Retype the data in its entirety, with no word changed.

Figure record listings:
--------------------

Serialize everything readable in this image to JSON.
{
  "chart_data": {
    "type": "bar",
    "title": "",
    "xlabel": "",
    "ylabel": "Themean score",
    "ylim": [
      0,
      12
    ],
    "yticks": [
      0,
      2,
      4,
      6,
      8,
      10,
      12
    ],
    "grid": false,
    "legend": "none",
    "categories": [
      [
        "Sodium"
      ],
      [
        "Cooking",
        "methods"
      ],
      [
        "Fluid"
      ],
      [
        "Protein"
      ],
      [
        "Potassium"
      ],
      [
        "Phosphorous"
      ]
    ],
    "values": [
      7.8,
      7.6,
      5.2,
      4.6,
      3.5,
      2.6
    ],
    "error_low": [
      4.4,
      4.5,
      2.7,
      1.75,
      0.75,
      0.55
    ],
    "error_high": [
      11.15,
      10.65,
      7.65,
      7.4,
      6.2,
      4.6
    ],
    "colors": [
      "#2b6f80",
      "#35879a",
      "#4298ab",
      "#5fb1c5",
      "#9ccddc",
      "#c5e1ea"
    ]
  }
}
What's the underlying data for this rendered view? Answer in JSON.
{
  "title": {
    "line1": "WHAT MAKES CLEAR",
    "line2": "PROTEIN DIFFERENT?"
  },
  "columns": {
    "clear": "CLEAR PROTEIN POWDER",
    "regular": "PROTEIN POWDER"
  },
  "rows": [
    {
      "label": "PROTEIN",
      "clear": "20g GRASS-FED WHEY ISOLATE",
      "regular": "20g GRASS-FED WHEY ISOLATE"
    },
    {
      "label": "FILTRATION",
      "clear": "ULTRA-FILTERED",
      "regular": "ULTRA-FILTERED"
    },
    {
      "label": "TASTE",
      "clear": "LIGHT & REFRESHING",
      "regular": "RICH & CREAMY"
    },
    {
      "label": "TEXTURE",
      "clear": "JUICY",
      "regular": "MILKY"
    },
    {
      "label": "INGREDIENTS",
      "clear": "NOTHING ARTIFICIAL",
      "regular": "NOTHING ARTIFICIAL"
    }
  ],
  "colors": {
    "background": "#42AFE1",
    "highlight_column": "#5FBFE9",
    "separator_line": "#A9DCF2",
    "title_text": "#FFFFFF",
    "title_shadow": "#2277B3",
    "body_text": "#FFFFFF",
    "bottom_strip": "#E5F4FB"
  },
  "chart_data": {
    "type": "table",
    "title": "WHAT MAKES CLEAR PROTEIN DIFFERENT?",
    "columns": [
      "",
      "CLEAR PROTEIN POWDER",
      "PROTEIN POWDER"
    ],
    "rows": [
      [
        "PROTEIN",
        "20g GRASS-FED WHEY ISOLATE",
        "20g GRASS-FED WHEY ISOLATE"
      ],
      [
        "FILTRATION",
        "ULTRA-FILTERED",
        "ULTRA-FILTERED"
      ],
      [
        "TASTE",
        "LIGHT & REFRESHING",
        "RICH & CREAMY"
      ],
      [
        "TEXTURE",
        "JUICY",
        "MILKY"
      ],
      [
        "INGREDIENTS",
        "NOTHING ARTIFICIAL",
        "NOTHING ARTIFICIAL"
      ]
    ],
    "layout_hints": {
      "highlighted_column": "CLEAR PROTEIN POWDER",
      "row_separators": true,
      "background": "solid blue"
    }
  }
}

--------------------

● The completed task
Serialize everything readable in this image to JSON.
{
  "chart_data": {
    "type": "bar",
    "title": "",
    "xlabel": "",
    "ylabel": "Themean score",
    "ylim": [
      0,
      12
    ],
    "yticks": [
      0,
      2,
      4,
      6,
      8,
      10,
      12
    ],
    "grid": false,
    "legend": "none",
    "categories": [
      [
        "Sodium"
      ],
      [
        "Cooking",
        "methods"
      ],
      [
        "Fluid"
      ],
      [
        "Protein"
      ],
      [
        "Potassium"
      ],
      [
        "Phosphorous"
      ]
    ],
    "values": [
      7.8,
      7.6,
      5.2,
      4.6,
      3.5,
      2.6
    ],
    "error_low": [
      4.4,
      4.5,
      2.7,
      1.75,
      0.75,
      0.55
    ],
    "error_high": [
      11.15,
      10.65,
      7.65,
      7.4,
      6.2,
      4.6
    ],
    "colors": [
      "#2b6f80",
      "#35879a",
      "#4298ab",
      "#5fb1c5",
      "#9ccddc",
      "#c5e1ea"
    ]
  }
}
What's the underlying data for this rendered view? Answer in JSON.
{
  "title": {
    "line1": "WHAT MAKES CLEAR",
    "line2": "PROTEIN DIFFERENT?"
  },
  "columns": {
    "clear": "CLEAR PROTEIN POWDER",
    "regular": "PROTEIN POWDER"
  },
  "rows": [
    {
      "label": "PROTEIN",
      "clear": "20g GRASS-FED WHEY ISOLATE",
      "regular": "20g GRASS-FED WHEY ISOLATE"
    },
    {
      "label": "FILTRATION",
      "clear": "ULTRA-FILTERED",
      "regular": "ULTRA-FILTERED"
    },
    {
      "label": "TASTE",
      "clear": "LIGHT & REFRESHING",
      "regular": "RICH & CREAMY"
    },
    {
      "label": "TEXTURE",
      "clear": "JUICY",
      "regular": "MILKY"
    },
    {
      "label": "INGREDIENTS",
      "clear": "NOTHING ARTIFICIAL",
      "regular": "NOTHING ARTIFICIAL"
    }
  ],
  "colors": {
    "background": "#42AFE1",
    "highlight_column": "#5FBFE9",
    "separator_line": "#A9DCF2",
    "title_text": "#FFFFFF",
    "title_shadow": "#2277B3",
    "body_text": "#FFFFFF",
    "bottom_strip": "#E5F4FB"
  },
  "chart_data": {
    "type": "table",
    "title": "WHAT MAKES CLEAR PROTEIN DIFFERENT?",
    "columns": [
      "",
      "CLEAR PROTEIN POWDER",
      "PROTEIN POWDER"
    ],
    "rows": [
      [
        "PROTEIN",
        "20g GRASS-FED WHEY ISOLATE",
        "20g GRASS-FED WHEY ISOLATE"
      ],
      [
        "FILTRATION",
        "ULTRA-FILTERED",
        "ULTRA-FILTERED"
      ],
      [
        "TASTE",
        "LIGHT & REFRESHING",
        "RICH & CREAMY"
      ],
      [
        "TEXTURE",
        "JUICY",
        "MILKY"
      ],
      [
        "INGREDIENTS",
        "NOTHING ARTIFICIAL",
        "NOTHING ARTIFICIAL"
      ]
    ],
    "layout_hints": {
      "highlighted_column": "CLEAR PROTEIN POWDER",
      "row_separators": true,
      "background": "solid blue"
    }
  }
}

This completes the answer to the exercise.